### [PROVIDED RECORDS]
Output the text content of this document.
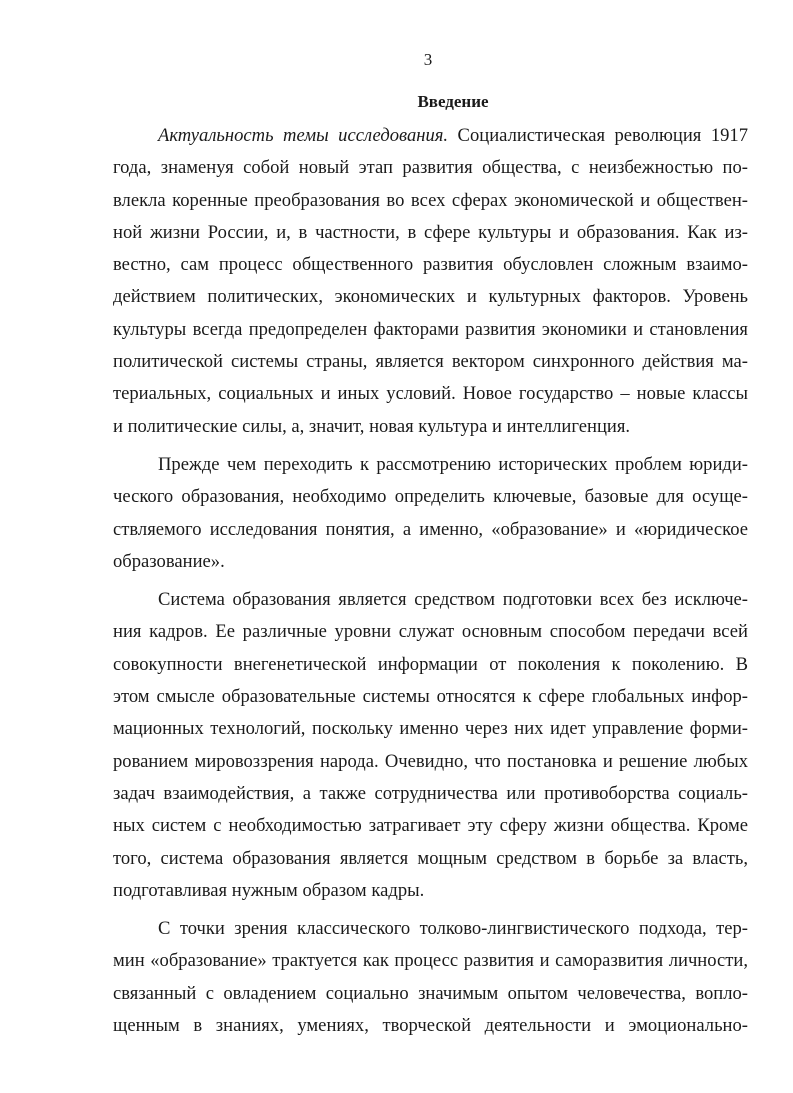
3
Введение
Актуальность темы исследования. Социалистическая революция 1917
года, знаменуя собой новый этап развития общества, с неизбежностью по-
влекла коренные преобразования во всех сферах экономической и обществен-
ной жизни России, и, в частности, в сфере культуры и образования. Как из-
вестно, сам процесс общественного развития обусловлен сложным взаимо-
действием политических, экономических и культурных факторов. Уровень
культуры всегда предопределен факторами развития экономики и становления
политической системы страны, является вектором синхронного действия ма-
териальных, социальных и иных условий. Новое государство – новые классы
и политические силы, а, значит, новая культура и интеллигенция.
Прежде чем переходить к рассмотрению исторических проблем юриди-
ческого образования, необходимо определить ключевые, базовые для осуще-
ствляемого исследования понятия, а именно, «образование» и «юридическое
образование».
Система образования является средством подготовки всех без исключе-
ния кадров. Ее различные уровни служат основным способом передачи всей
совокупности внегенетической информации от поколения к поколению. В
этом смысле образовательные системы относятся к сфере глобальных инфор-
мационных технологий, поскольку именно через них идет управление форми-
рованием мировоззрения народа. Очевидно, что постановка и решение любых
задач взаимодействия, а также сотрудничества или противоборства социаль-
ных систем с необходимостью затрагивает эту сферу жизни общества. Кроме
того, система образования является мощным средством в борьбе за власть,
подготавливая нужным образом кадры.
С точки зрения классического толково-лингвистического подхода, тер-
мин «образование» трактуется как процесс развития и саморазвития личности,
связанный с овладением социально значимым опытом человечества, вопло-
щенным в знаниях, умениях, творческой деятельности и эмоционально-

### [DIRECTIONS]
Return only the number of lines in the preceding records that contain the string "культуры".

### [TASK OUTPUT]
2